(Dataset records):

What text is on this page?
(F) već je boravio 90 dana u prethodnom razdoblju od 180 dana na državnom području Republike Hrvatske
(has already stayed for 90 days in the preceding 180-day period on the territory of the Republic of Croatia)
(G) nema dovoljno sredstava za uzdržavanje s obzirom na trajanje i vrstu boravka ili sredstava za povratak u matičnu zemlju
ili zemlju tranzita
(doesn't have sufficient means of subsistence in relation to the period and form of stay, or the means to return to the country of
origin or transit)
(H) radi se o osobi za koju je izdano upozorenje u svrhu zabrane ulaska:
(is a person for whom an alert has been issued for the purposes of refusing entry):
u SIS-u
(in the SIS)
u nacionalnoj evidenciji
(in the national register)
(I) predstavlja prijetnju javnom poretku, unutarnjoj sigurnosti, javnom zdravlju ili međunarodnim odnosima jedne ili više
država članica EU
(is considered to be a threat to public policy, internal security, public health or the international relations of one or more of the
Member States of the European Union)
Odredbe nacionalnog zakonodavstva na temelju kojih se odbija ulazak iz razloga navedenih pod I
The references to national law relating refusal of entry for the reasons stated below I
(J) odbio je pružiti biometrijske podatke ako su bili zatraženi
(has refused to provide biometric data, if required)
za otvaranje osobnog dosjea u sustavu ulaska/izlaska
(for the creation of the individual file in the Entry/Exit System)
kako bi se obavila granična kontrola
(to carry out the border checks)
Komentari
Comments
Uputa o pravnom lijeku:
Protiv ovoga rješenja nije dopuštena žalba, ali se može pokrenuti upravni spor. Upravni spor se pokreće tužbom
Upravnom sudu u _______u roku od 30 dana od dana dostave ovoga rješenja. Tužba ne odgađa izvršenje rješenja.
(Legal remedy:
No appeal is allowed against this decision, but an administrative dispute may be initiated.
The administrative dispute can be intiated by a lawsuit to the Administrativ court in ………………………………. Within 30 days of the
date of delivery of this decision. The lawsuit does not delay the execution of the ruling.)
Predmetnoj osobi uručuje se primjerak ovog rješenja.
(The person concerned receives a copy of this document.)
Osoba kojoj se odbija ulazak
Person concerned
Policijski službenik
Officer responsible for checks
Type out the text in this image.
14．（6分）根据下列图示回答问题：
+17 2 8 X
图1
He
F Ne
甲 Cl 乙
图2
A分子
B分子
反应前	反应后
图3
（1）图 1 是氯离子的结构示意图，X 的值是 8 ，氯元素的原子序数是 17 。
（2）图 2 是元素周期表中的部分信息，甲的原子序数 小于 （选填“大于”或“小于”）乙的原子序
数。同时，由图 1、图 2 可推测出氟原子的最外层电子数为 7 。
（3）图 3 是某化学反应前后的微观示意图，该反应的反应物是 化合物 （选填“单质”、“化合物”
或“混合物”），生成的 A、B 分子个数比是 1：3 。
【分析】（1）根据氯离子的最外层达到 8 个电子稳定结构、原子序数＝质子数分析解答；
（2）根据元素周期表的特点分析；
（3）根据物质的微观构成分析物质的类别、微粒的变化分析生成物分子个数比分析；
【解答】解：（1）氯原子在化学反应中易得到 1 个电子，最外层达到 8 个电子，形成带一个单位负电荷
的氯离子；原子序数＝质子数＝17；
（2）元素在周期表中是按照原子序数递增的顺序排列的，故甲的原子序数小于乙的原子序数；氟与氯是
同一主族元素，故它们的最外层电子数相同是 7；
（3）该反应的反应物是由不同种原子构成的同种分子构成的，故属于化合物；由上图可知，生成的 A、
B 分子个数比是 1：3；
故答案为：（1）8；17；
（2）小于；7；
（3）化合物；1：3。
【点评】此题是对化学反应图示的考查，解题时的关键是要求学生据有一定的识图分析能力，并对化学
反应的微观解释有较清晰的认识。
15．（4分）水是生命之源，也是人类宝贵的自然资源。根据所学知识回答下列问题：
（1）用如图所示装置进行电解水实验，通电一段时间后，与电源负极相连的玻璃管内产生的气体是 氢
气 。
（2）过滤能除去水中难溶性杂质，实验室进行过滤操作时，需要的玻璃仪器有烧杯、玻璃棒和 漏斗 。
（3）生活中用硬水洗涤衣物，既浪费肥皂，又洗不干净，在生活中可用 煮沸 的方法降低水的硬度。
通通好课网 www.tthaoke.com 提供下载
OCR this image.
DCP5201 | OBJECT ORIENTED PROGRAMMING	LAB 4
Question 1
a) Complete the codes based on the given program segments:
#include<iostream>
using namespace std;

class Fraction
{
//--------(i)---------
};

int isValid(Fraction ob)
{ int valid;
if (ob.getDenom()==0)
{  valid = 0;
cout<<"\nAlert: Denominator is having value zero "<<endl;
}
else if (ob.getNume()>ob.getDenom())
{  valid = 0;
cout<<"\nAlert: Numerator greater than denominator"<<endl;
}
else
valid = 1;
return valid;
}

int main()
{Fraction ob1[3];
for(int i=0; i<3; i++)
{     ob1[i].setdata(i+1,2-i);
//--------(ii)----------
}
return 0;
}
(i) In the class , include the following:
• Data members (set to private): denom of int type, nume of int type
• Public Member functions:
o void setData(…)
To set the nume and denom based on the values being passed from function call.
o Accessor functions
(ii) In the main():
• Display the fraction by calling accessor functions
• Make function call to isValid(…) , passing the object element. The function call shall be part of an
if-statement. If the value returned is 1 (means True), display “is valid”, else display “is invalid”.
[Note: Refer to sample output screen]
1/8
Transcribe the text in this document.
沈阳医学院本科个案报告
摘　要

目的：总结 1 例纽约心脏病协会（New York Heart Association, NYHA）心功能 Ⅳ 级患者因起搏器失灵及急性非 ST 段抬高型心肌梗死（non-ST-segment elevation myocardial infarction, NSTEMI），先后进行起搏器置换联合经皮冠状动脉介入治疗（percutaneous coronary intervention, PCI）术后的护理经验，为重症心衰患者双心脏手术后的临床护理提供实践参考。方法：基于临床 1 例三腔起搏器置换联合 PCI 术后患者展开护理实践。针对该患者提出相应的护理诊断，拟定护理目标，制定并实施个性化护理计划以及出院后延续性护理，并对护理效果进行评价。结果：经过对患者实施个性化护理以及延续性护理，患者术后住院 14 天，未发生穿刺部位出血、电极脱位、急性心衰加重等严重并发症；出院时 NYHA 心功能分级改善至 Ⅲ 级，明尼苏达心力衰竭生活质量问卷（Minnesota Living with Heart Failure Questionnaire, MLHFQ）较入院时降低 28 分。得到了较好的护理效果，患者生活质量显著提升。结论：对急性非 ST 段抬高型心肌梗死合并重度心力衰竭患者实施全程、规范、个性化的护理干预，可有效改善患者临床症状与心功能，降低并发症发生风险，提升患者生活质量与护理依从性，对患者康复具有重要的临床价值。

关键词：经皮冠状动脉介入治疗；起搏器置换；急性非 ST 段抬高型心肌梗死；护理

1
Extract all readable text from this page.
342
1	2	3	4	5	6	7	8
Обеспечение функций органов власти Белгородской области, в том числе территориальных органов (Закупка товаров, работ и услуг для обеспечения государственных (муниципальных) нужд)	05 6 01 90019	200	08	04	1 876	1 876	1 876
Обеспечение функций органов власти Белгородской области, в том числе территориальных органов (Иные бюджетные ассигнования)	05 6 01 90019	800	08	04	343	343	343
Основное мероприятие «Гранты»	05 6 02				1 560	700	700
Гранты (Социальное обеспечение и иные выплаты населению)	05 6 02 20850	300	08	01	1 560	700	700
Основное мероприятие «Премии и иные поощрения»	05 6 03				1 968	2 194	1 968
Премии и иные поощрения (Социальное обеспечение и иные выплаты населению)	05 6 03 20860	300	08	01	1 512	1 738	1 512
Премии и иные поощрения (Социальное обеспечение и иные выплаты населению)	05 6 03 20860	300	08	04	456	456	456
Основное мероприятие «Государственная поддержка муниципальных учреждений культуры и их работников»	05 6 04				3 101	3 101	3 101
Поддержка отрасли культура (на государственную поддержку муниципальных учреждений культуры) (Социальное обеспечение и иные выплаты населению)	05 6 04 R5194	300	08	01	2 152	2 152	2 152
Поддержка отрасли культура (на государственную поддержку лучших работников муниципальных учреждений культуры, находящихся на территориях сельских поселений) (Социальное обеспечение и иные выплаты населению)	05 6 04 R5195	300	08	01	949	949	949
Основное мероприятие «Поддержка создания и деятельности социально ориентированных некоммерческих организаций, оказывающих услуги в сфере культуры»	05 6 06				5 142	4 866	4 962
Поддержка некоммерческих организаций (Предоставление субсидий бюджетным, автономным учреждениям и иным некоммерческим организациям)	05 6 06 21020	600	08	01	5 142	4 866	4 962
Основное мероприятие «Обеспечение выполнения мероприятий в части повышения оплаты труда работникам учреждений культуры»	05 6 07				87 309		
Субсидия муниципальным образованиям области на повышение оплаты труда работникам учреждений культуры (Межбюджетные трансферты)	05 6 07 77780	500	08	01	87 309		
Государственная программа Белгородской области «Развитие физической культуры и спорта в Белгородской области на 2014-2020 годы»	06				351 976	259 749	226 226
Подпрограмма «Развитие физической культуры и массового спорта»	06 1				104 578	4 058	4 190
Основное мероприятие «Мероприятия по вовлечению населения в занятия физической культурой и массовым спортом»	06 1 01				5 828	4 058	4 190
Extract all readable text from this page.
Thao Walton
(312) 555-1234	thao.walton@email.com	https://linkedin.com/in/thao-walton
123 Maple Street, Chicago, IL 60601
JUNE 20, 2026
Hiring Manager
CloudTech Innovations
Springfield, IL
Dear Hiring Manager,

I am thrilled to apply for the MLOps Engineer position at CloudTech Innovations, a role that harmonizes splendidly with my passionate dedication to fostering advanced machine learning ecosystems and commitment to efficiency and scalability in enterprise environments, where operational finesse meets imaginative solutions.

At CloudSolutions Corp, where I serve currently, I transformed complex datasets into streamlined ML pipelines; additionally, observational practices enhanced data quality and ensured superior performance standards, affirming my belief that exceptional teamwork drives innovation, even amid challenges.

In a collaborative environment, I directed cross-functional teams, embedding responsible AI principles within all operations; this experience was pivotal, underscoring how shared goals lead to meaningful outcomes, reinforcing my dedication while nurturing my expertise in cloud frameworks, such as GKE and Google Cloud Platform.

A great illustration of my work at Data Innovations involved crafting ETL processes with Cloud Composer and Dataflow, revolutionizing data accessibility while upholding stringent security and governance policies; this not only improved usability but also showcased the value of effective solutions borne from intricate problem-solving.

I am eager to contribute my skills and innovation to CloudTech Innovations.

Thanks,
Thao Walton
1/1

(Written task):
Lines containing the word "Премии" must all be returned from the material above.

(Exercise response):
Основное мероприятие «Премии и иные поощрения»	05 6 03				1 968	2 194	1 968
Премии и иные поощрения (Социальное обеспечение и иные выплаты населению)	05 6 03 20860	300	08	01	1 512	1 738	1 512
Премии и иные поощрения (Социальное обеспечение и иные выплаты населению)	05 6 03 20860	300	08	04	456	456	456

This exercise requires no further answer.